## AVAILABLE DATA

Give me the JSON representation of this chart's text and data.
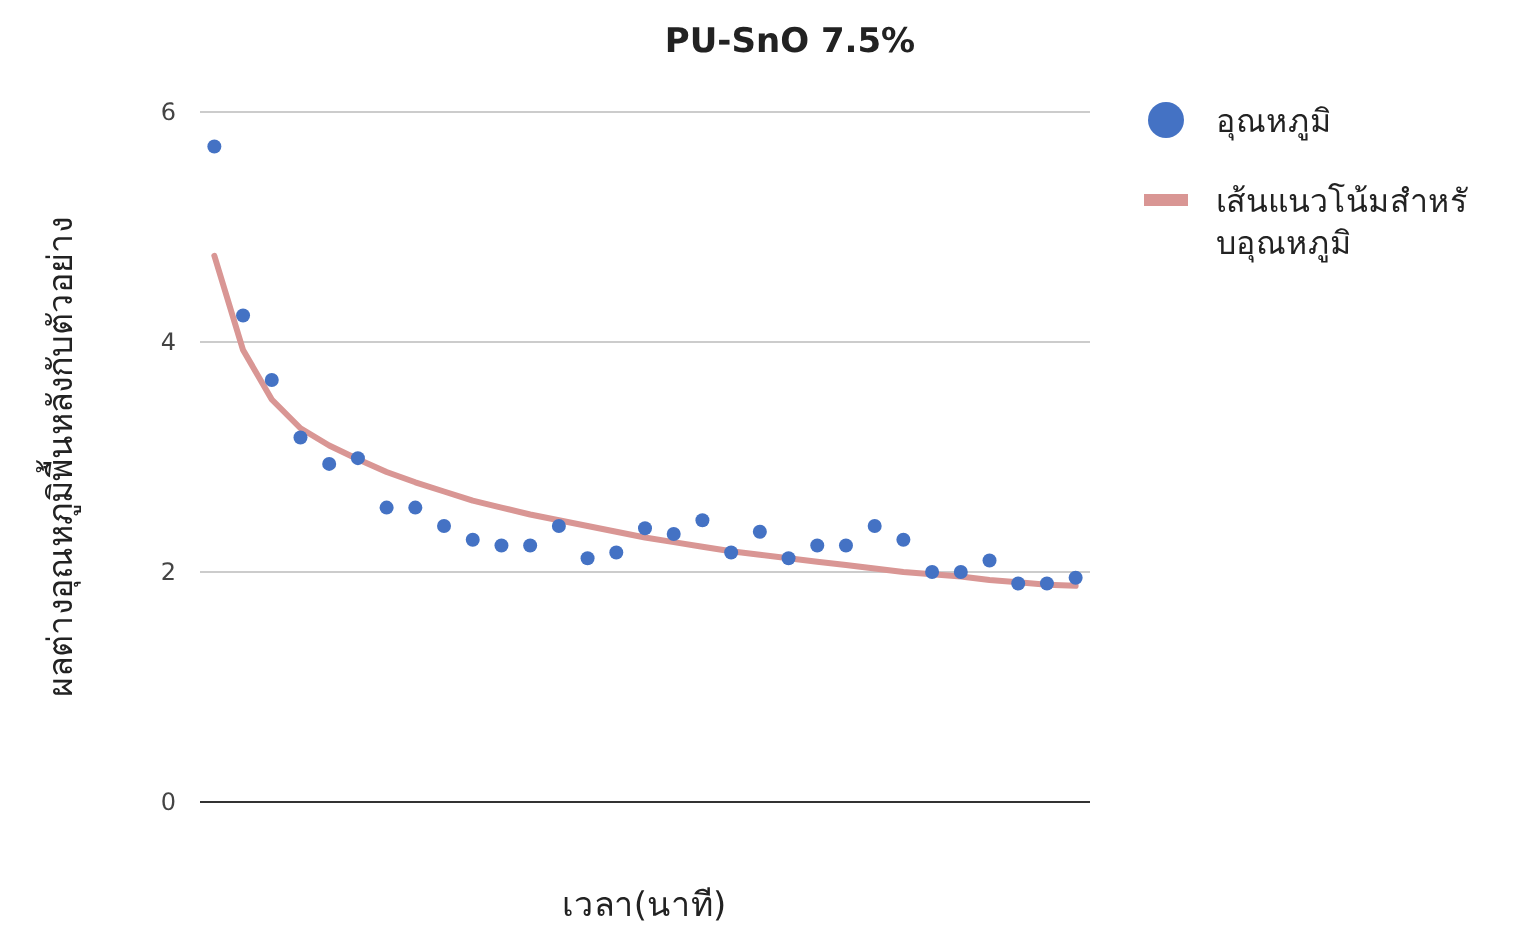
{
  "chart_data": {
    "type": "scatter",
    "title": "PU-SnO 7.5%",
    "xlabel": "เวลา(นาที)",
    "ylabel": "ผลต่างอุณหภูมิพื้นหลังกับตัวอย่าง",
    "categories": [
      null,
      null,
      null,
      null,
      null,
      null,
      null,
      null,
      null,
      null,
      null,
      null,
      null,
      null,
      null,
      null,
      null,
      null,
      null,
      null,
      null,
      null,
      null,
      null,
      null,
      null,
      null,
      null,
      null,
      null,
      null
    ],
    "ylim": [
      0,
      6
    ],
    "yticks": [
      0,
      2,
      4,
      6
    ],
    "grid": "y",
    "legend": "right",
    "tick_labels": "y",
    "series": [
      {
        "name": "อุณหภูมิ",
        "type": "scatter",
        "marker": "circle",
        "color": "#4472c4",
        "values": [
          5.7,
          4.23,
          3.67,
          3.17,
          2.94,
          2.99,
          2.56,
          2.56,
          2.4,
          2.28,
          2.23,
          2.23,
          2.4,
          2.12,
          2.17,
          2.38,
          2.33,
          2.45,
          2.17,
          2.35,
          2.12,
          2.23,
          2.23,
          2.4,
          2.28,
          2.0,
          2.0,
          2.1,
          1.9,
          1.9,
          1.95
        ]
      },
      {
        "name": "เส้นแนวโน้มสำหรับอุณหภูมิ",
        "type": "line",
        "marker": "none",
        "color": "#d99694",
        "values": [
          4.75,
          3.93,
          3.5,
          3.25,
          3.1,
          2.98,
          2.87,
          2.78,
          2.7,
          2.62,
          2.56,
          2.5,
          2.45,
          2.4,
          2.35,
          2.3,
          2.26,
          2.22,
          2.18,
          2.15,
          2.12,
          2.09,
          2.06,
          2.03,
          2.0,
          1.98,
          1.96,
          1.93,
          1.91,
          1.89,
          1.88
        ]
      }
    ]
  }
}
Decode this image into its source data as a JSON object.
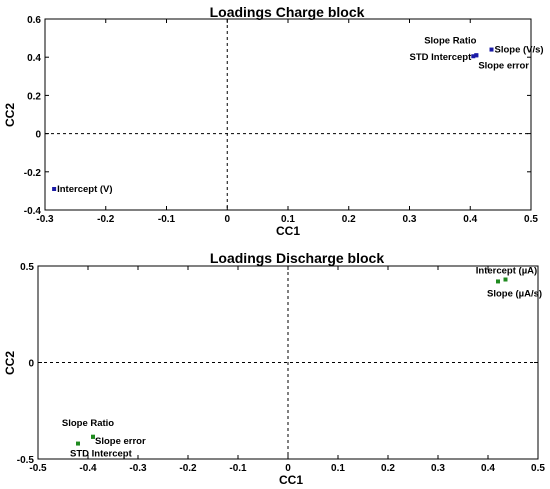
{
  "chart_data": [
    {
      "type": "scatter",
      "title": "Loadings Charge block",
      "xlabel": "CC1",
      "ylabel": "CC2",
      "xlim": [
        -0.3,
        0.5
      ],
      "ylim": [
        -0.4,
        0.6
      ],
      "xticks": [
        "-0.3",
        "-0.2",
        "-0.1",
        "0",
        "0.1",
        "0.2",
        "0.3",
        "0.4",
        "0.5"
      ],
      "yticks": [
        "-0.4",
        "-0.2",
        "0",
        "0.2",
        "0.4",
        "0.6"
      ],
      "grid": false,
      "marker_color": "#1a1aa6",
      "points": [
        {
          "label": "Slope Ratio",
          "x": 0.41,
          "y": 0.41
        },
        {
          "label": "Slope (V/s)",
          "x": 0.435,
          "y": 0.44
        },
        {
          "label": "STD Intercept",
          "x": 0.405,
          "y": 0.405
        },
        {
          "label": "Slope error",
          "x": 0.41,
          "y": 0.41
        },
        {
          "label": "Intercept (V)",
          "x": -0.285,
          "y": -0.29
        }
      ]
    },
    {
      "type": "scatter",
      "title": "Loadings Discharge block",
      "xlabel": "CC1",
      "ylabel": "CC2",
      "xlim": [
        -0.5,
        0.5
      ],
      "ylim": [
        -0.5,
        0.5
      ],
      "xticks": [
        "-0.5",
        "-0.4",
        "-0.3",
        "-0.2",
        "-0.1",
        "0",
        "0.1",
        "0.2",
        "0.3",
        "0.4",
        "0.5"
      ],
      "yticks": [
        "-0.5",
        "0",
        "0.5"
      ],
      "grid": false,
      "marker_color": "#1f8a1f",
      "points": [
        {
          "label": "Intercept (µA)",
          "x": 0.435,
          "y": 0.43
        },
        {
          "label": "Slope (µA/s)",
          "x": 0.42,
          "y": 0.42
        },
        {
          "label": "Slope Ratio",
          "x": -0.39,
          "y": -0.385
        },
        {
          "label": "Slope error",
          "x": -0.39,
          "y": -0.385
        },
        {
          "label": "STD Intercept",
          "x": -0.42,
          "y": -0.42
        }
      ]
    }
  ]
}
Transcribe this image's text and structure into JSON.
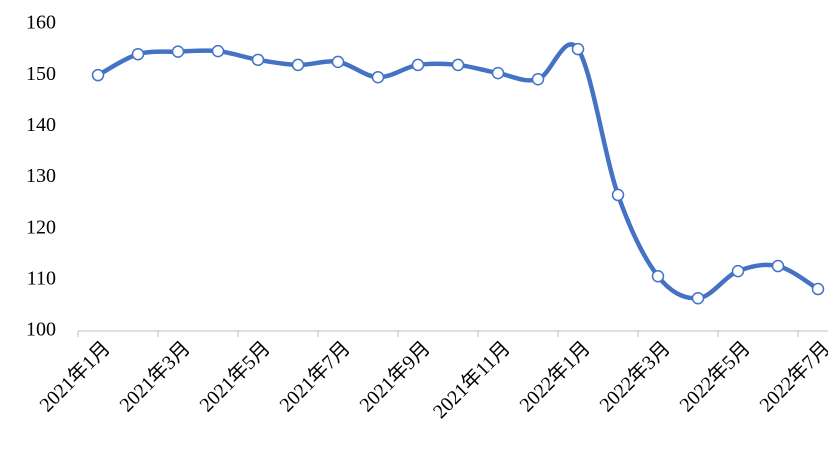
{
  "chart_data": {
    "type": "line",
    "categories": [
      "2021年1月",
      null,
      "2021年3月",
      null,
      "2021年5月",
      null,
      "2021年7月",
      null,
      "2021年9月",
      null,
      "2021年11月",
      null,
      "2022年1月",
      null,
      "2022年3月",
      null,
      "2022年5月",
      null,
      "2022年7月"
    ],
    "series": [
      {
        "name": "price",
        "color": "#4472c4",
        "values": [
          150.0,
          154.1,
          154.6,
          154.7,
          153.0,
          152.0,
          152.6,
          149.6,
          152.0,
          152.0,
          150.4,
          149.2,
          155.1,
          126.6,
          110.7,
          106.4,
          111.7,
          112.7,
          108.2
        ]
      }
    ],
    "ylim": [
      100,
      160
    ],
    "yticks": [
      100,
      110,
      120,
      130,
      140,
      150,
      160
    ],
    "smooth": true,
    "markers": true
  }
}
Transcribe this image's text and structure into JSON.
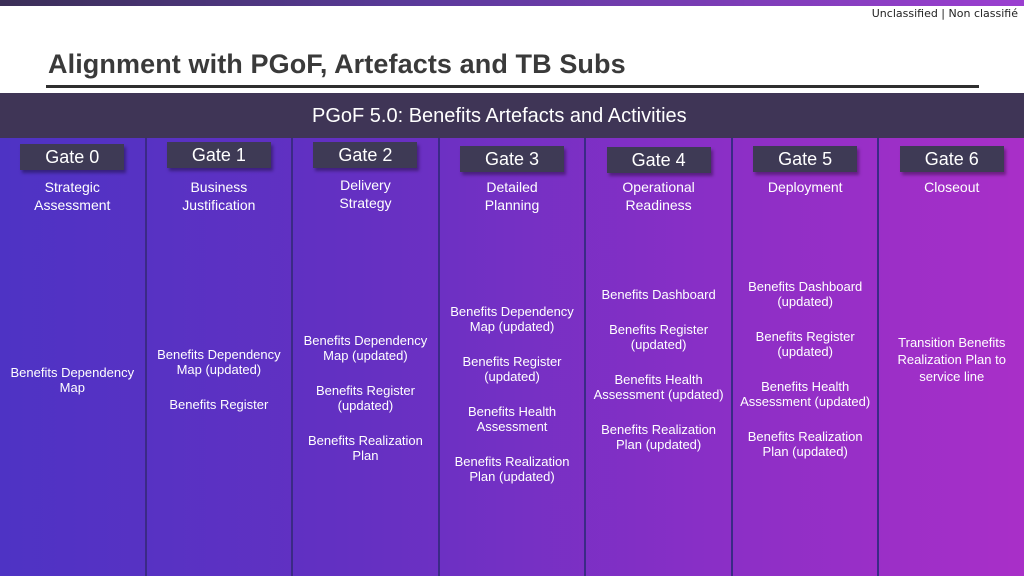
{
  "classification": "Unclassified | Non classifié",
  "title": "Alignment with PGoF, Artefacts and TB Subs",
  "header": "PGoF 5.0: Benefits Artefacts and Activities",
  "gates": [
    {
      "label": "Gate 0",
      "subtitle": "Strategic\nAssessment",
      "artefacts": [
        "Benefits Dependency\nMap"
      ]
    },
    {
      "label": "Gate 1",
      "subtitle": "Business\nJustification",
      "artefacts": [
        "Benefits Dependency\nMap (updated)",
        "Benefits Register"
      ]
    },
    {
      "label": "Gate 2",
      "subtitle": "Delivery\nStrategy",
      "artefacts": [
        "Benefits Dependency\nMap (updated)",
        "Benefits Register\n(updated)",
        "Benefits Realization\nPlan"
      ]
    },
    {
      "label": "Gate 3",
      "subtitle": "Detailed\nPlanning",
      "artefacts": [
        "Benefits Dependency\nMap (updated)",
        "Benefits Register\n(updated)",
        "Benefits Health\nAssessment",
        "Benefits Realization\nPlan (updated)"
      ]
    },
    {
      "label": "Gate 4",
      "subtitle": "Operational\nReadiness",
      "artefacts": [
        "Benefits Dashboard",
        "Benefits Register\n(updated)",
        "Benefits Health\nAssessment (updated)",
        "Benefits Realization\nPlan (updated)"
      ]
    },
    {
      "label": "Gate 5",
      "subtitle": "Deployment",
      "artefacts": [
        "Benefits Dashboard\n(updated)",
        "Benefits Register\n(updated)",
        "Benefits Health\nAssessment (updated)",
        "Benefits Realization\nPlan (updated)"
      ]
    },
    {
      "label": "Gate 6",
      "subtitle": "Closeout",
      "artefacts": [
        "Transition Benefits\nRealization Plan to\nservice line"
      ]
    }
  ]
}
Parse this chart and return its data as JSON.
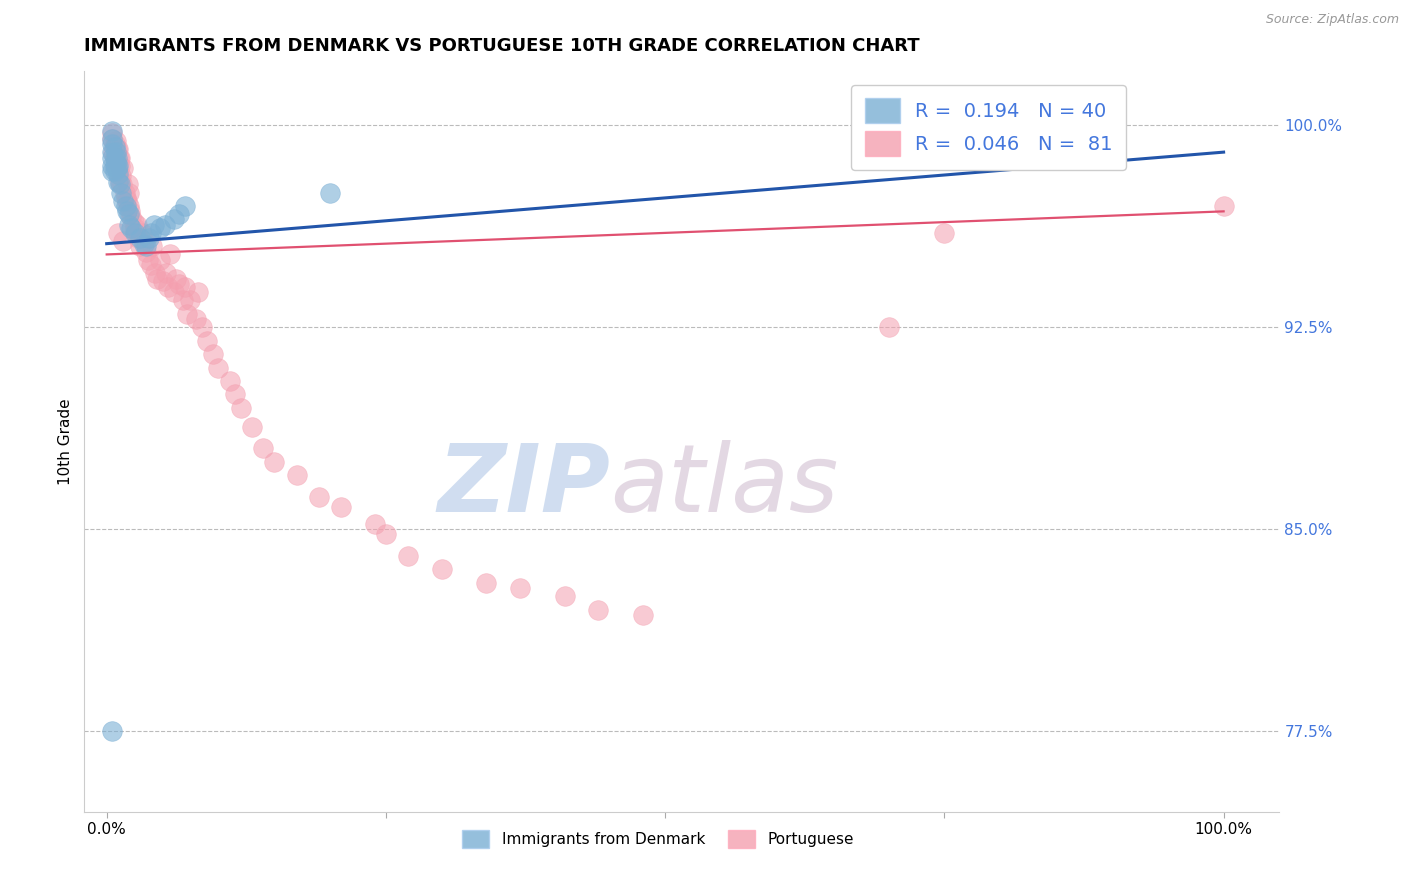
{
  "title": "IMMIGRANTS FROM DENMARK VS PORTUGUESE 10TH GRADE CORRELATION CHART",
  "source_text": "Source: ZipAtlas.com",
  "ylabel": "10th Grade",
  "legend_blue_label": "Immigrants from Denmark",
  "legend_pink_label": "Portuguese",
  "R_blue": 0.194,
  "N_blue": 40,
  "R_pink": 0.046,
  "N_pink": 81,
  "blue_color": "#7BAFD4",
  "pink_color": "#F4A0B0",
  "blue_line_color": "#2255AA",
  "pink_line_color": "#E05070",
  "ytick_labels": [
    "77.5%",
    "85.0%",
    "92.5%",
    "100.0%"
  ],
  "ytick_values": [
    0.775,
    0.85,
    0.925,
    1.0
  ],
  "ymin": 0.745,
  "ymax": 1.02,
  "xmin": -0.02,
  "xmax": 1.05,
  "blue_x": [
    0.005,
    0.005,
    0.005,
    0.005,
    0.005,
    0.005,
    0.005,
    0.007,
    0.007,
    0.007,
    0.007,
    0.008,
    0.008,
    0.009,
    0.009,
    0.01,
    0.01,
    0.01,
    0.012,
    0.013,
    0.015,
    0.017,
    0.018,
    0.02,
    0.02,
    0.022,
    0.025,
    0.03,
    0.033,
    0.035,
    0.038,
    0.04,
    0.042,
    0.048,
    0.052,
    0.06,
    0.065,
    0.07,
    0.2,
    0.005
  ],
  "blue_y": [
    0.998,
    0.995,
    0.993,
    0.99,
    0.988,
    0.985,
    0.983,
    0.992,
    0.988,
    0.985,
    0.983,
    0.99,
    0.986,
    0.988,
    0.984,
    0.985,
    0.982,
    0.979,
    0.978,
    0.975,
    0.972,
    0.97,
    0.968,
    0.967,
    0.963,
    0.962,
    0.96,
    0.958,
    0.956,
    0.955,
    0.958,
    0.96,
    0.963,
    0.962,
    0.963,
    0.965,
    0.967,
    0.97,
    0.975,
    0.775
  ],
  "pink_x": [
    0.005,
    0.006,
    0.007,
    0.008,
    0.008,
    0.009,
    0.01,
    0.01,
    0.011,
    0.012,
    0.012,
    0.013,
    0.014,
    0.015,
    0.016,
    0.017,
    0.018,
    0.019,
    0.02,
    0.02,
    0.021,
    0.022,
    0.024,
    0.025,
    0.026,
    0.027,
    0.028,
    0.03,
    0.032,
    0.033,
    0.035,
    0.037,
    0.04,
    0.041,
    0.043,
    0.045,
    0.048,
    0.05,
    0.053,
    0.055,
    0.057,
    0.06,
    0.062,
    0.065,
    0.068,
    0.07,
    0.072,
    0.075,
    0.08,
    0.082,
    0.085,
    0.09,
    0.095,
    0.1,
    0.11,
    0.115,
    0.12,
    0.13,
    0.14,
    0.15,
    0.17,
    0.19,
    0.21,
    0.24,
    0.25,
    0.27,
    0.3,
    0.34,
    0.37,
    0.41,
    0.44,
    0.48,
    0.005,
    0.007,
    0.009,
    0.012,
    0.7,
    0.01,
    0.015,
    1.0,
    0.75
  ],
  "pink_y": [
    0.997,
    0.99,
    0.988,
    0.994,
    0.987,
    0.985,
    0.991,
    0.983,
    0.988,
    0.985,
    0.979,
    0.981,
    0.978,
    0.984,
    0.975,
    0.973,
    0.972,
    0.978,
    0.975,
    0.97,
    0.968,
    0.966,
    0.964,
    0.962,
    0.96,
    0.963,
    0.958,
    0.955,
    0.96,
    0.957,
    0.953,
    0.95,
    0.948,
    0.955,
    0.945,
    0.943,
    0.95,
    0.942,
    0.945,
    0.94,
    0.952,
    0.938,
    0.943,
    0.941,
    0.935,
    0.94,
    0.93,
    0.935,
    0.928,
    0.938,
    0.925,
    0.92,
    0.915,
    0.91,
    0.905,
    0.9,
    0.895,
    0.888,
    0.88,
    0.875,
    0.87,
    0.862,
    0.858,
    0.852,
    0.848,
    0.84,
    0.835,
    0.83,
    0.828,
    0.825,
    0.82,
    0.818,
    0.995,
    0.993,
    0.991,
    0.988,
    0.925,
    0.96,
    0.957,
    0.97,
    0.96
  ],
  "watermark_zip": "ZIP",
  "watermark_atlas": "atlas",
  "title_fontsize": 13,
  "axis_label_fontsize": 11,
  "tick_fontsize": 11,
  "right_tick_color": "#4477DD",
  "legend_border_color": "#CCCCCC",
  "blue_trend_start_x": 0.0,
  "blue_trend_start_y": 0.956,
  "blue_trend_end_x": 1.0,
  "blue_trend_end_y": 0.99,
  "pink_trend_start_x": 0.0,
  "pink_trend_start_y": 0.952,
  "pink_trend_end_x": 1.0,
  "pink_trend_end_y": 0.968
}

## REQUEST
Pick out each line containing the string "scatter" and copy it.

## COMPLETED TASK
    "type": "scatter",
        "type": "scatter",
      "type": "scatter",
      "type": "scatter",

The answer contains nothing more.